WHAT IS ASKED:
Reply with one number: the count of lines in the data that hold the string "PRESTAMO".

[BEGIN DATA SHOWN]

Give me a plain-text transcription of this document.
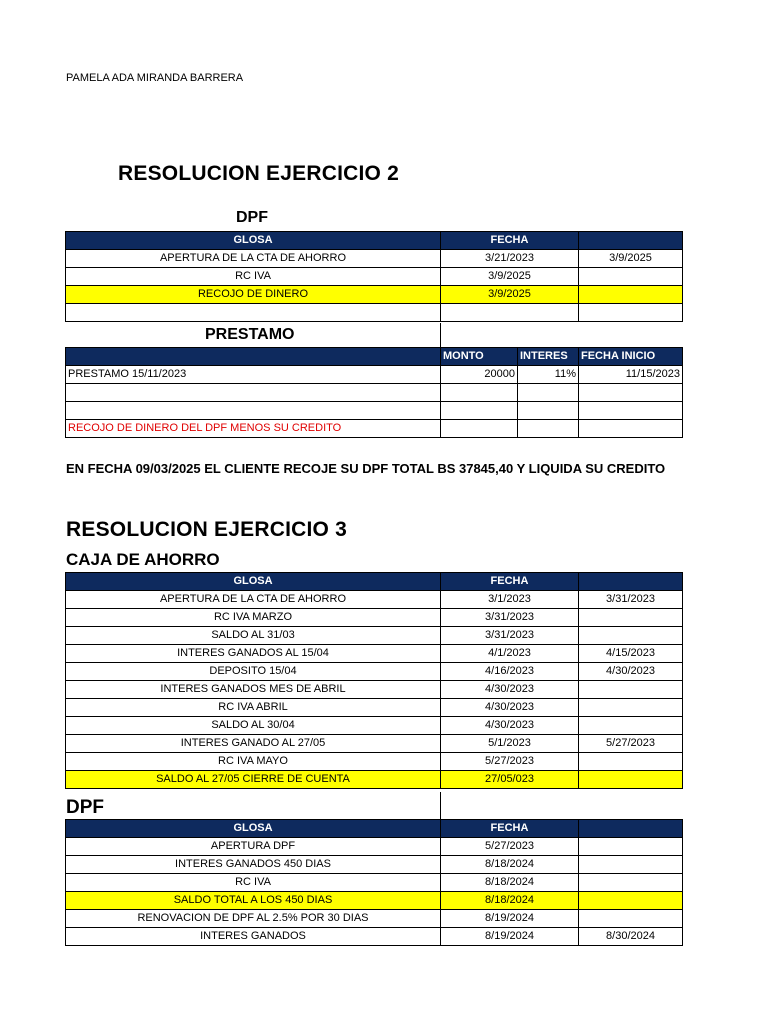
PAMELA ADA MIRANDA BARRERA
RESOLUCION EJERCICIO 2
DPF
GLOSA	FECHA	
APERTURA DE LA CTA DE AHORRO	3/21/2023	3/9/2025
RC IVA	3/9/2025	
RECOJO DE DINERO	3/9/2025	

PRESTAMO
	MONTO	INTERES	FECHA INICIO
PRESTAMO 15/11/2023	20000	11%	11/15/2023

RECOJO DE DINERO DEL DPF MENOS SU CREDITO			
EN FECHA 09/03/2025 EL CLIENTE RECOJE SU DPF TOTAL BS 37845,40 Y LIQUIDA SU CREDITO
RESOLUCION EJERCICIO 3
CAJA DE AHORRO
GLOSA	FECHA	
APERTURA DE LA CTA DE AHORRO	3/1/2023	3/31/2023
RC IVA MARZO	3/31/2023	
SALDO AL 31/03	3/31/2023	
INTERES GANADOS AL 15/04	4/1/2023	4/15/2023
DEPOSITO 15/04	4/16/2023	4/30/2023
INTERES GANADOS MES DE ABRIL	4/30/2023	
RC IVA ABRIL	4/30/2023	
SALDO AL 30/04	4/30/2023	
INTERES GANADO AL 27/05	5/1/2023	5/27/2023
RC IVA MAYO	5/27/2023	
SALDO AL 27/05 CIERRE DE CUENTA	27/05/023	
DPF
GLOSA	FECHA	
APERTURA DPF	5/27/2023	
INTERES GANADOS 450 DIAS	8/18/2024	
RC IVA	8/18/2024	
SALDO TOTAL A LOS 450 DIAS	8/18/2024	
RENOVACION DE DPF AL 2.5% POR 30 DIAS	8/19/2024	
INTERES GANADOS	8/19/2024	8/30/2024
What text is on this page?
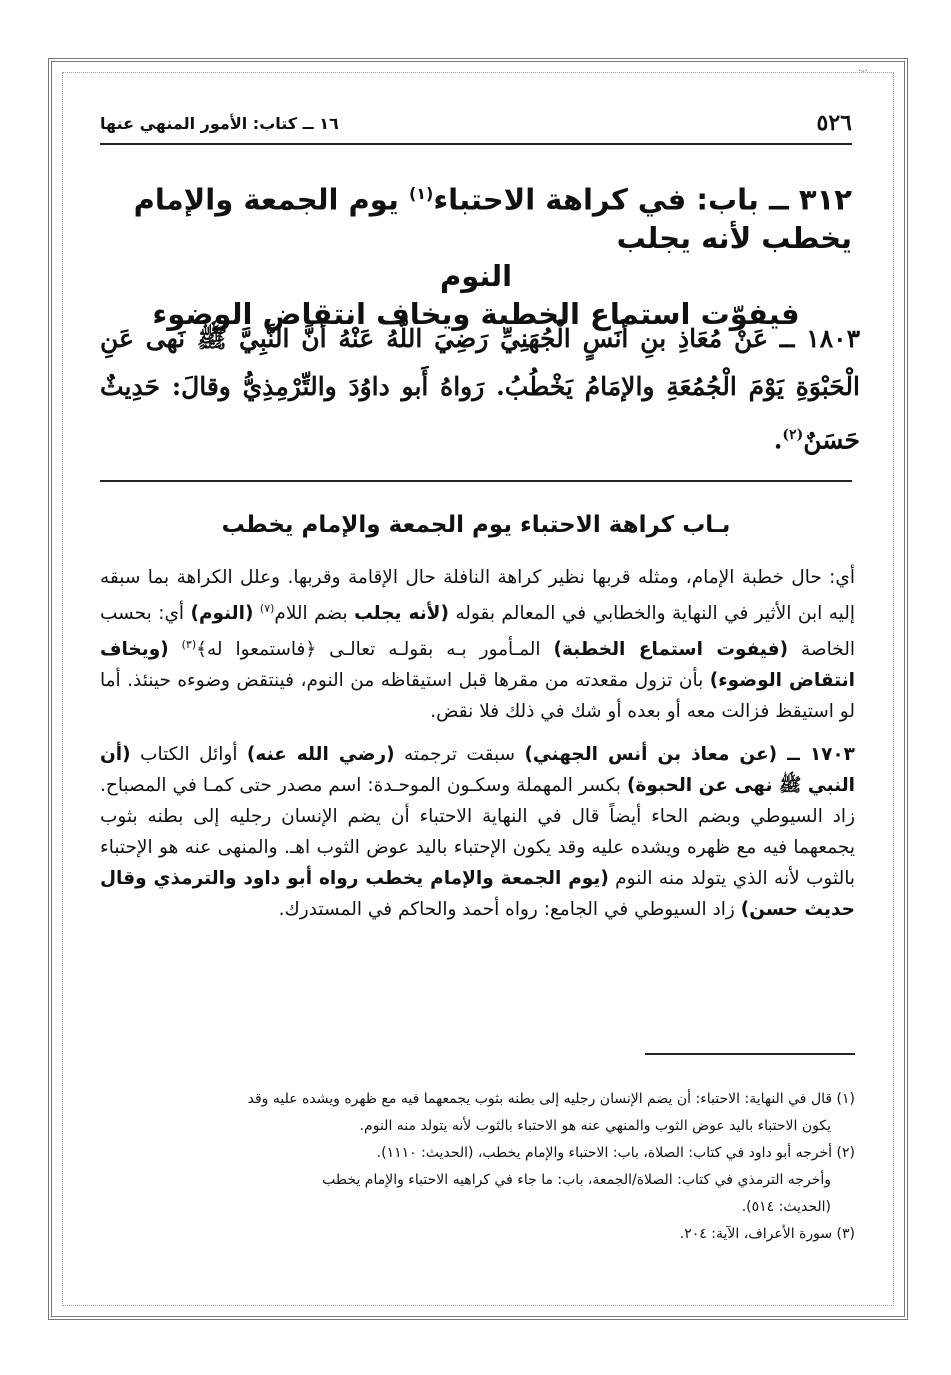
·‐·
٥٢٦
١٦ ــ كتاب: الأمور المنهي عنها
٣١٢ ــ باب: في كراهة الاحتباء$^{(١)}$ يوم الجمعة والإمام يخطب لأنه يجلب
النوم
فيفوّت استماع الخطبة ويخاف انتقاض الوضوء
١٨٠٣ ــ عَنْ مُعَاذِ بنِ أَنَسٍ الْجُهَنِيِّ رَضِيَ اللَّهُ عَنْهُ أَنَّ النَّبِيَّ ﷺ نَهى عَنِ الْحَبْوَةِ يَوْمَ الْجُمُعَةِ والإمَامُ يَخْطُبُ. رَواهُ أَبو داوُدَ والتِّرْمِذِيُّ وقالَ: حَدِيثٌ حَسَنٌ$^{(٢)}$.
بـاب كراهة الاحتباء يوم الجمعة والإمام يخطب

أي: حال خطبة الإمام، ومثله قربها نظير كراهة النافلة حال الإقامة وقربها. وعلل الكراهة بما سبقه إليه ابن الأثير في النهاية والخطابي في المعالم بقوله (لأنه يجلب بضم اللام$^{(٧)}$ (النوم) أي: بحسب الخاصة (فيفوت استماع الخطبة) المـأمور بـه بقولـه تعالـى ﴿فاستمعوا له﴾$^{(٣)}$ (ويخاف انتقاض الوضوء) بأن تزول مقعدته من مقرها قبل استيقاظه من النوم، فينتقض وضوءه حينئذ. أما لو استيقظ فزالت معه أو بعده أو شك في ذلك فلا نقض.

١٧٠٣ ــ (عن معاذ بن أنس الجهني) سبقت ترجمته (رضي الله عنه) أوائل الكتاب (أن النبي ﷺ نهى عن الحبوة) بكسر المهملة وسكـون الموحـدة: اسم مصدر حتى كمـا في المصباح. زاد السيوطي وبضم الحاء أيضاً قال في النهاية الاحتباء أن يضم الإنسان رجليه إلى بطنه بثوب يجمعهما فيه مع ظهره ويشده عليه وقد يكون الإحتباء باليد عوض الثوب اهـ. والمنهى عنه هو الإحتباء بالثوب لأنه الذي يتولد منه النوم (يوم الجمعة والإمام يخطب رواه أبو داود والترمذي وقال حديث حسن) زاد السيوطي في الجامع: رواه أحمد والحاكم في المستدرك.

(١) قال في النهاية: الاحتباء: أن يضم الإنسان رجليه إلى بطنه بثوب يجمعهما فيه مع ظهره ويشده عليه وقد

يكون الاحتباء باليد عوض الثوب والمنهي عنه هو الاحتباء بالثوب لأنه يتولد منه النوم.

(٢) أخرجه أبو داود في كتاب: الصلاة، باب: الاحتباء والإمام يخطب، (الحديث: ١١١٠).

وأخرجه الترمذي في كتاب: الصلاة/الجمعة، باب: ما جاء في كراهيه الاحتباء والإمام يخطب

(الحديث: ٥١٤).

(٣) سورة الأعراف، الآية: ٢٠٤.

[END DATA SHOWN]

RESPONSE TO THIS EXERCISE:
2